# [TASK DETAILS]
In the material below, the lines containing the word "Date" are required; copy each of them.

A run of records:
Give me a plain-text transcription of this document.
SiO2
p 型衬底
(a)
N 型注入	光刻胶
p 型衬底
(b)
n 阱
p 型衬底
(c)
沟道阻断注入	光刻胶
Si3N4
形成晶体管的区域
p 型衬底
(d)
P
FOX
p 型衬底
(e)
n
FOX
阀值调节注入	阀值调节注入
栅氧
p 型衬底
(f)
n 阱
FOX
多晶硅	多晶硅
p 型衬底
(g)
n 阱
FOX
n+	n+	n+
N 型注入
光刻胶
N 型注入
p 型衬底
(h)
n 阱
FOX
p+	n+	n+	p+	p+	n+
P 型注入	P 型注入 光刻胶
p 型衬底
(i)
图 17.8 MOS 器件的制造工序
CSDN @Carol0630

...

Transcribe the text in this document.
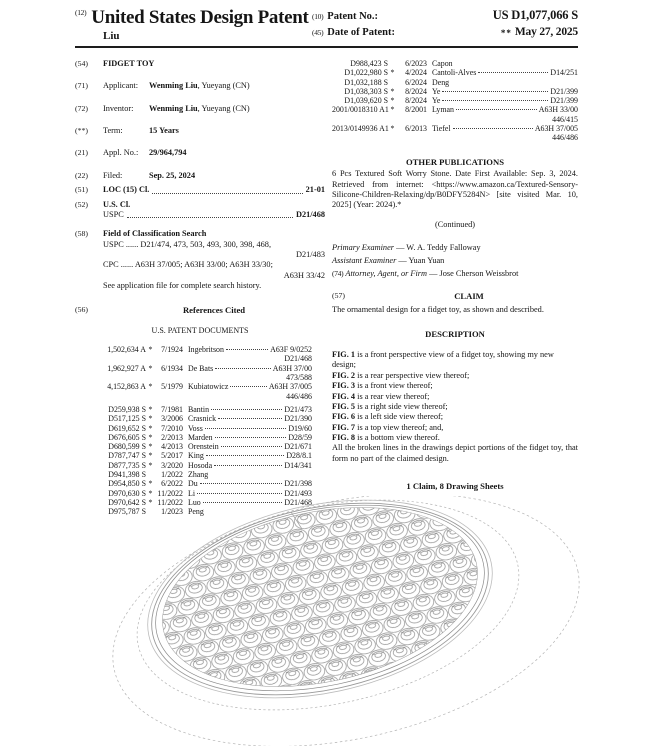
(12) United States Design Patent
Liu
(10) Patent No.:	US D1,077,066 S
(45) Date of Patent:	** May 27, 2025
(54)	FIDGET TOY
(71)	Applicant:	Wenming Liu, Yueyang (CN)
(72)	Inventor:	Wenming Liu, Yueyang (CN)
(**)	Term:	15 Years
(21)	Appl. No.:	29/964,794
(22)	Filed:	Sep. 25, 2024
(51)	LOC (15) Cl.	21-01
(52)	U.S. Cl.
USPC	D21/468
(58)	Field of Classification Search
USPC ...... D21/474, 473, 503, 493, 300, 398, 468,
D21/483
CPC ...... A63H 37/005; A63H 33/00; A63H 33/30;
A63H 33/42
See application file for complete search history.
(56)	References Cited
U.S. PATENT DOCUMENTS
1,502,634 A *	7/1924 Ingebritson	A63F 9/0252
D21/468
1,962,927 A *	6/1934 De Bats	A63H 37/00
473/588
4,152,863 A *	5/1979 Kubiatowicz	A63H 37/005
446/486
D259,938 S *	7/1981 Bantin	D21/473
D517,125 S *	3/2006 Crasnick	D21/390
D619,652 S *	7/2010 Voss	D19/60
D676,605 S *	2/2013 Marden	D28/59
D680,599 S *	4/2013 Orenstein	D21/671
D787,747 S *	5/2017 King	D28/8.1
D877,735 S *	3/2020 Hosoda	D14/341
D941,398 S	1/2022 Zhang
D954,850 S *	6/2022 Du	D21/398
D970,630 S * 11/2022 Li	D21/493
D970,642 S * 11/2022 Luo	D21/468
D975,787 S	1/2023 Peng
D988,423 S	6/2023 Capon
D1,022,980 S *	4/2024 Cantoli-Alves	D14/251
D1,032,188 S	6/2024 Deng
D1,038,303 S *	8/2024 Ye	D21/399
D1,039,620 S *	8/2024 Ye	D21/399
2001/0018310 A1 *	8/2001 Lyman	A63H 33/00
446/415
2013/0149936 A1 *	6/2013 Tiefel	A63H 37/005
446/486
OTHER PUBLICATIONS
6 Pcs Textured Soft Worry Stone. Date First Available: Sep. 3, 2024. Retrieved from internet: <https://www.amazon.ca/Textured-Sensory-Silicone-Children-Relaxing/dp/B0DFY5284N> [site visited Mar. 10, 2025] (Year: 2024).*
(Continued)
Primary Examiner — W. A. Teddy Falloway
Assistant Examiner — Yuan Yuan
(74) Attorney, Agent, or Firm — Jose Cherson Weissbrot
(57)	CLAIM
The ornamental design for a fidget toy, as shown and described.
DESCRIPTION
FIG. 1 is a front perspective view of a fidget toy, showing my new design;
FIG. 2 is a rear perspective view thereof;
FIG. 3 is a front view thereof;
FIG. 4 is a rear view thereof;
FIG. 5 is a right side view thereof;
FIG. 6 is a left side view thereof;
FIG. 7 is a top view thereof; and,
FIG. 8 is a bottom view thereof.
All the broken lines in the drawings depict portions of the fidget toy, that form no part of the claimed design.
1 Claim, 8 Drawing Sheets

# [FINAL RESULT]
(45) Date of Patent:	** May 27, 2025
6 Pcs Textured Soft Worry Stone. Date First Available: Sep. 3, 2024. Retrieved from internet: <https://www.amazon.ca/Textured-Sensory-Silicone-Children-Relaxing/dp/B0DFY5284N> [site visited Mar. 10, 2025] (Year: 2024).*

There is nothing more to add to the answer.